I hope to have a day today.  I hope to atleast touch fabric.  Perhaps the sight and feel of cloth in my hands will revive the flatline rhythm in the sewing dept.

On a positive note, I have been working on some new recipes, 3 in particular.  I experimented, and my next meals made with the recipe will be tweaked a bit more, and then posted on my other blog, thecookbookproject.wordpress.com .

I have watched a quilt cam involving Bonnie Hunter this week.  She dropped a hint about the leader ender challenge which starts in july.  So I have been scavaging 5 inch squares, cutting up small pieces or strips of fabrics, and making them a little smaller.  Having a double duty project going at the side of the machine is great, amazing how fast you can get a second quilt top finished with the leader ender concept.

And yesterday while at lunch, I had an interesting conversation/revelation.  With vintage machines, prior to WWII, you had ornate decals covering the machine.  After the war, the amount of decals became a whole lot less.  This is my thought, but why did it happen like that.

Ultimately, wouldn’t the woman of the house decided which machine she wanted?  Did the decals show up better in the catalogs, making more sales?  Did the decals go away because the woman had more buying power after WWII?  Lots of women did earn income at this time and after.  Were machines of the day so decorated with decals to add something pretty and ornate to your surroundings in your house?  Were the decals fighting for sales more pre-WWII, vs. after?  Were the decorative sewing machines a sign of status?  And then after the war, everyone had a machine, so they became less stately?

-.-.-

WRITTEN INSTRUCTION 1:
According to the blog post, what month does the leader ender challenge start?
WRITTEN INSTRUCTION 2:
Rewrite the part of the blog post between "I have watched" and "happen like that.", inclusive, swapping "leader ender" for "chain piecing".
WRITTEN INSTRUCTION 3:
Carry the blog post forward from its final sentence.

SUPPLIED INFORMATION:
-.-.-

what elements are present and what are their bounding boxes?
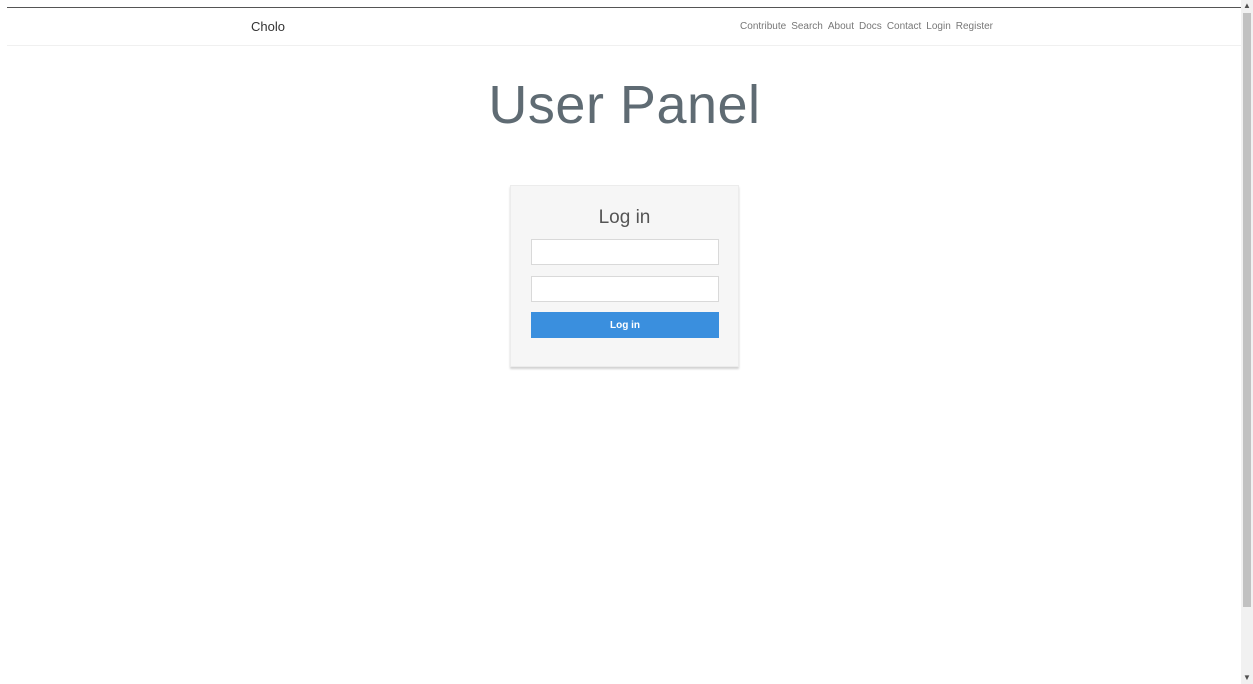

-.-.-

TASK RESULT 1:
July.

TASK RESULT 2:
I have watched a quilt cam involving Bonnie Hunter this week.  She dropped a hint about the chain piecing challenge which starts in july.  So I have been scavaging 5 inch squares, cutting up small pieces or strips of fabrics, and making them a little smaller.  Having a double duty project going at the side of the machine is great, amazing how fast you can get a second quilt top finished with the chain piecing concept.

And yesterday while at lunch, I had an interesting conversation/revelation.  With vintage machines, prior to WWII, you had ornate decals covering the machine.  After the war, the amount of decals became a whole lot less.  This is my thought, but why did it happen like that.

TASK RESULT 3:
I saw the sales slip for an old singer before the war that cost the owner more than 100 bucks.  Back then, that was A LOT of money.  Perhaps the decals offered more of an incentive to purchase under the revolving debt plan.  Depression era machines are to highly decorated.  Perhaps the only people who could afford to buy, were the wealthy.  I have no idea how to search for this infomation, or if it is even documented out there.

At the turn of the century, the industrial revolution was really just starting to mass produce.  Were the decals a way of enticing someone who handsewed to take the plunge and own one of those beautifully decorated machines?  I know of no elderly person of 100 years of age to ask.  My parents have only seen post war goods with their baby boomer eyes.

What I think is true, the buying power of the woman completely changed after the war.  They had jobs.  They had money, and the husband would be less involved with the decision, therefore the work of decals was not a money maker.  Most people had these devices in their households after the war.  Before the war, the people who used them or needed them on a regular basis would have one.  Perhaps the sale of the machine was a much harder sale before the war, but economies flourished after, and the fight for your piece of pie was easier.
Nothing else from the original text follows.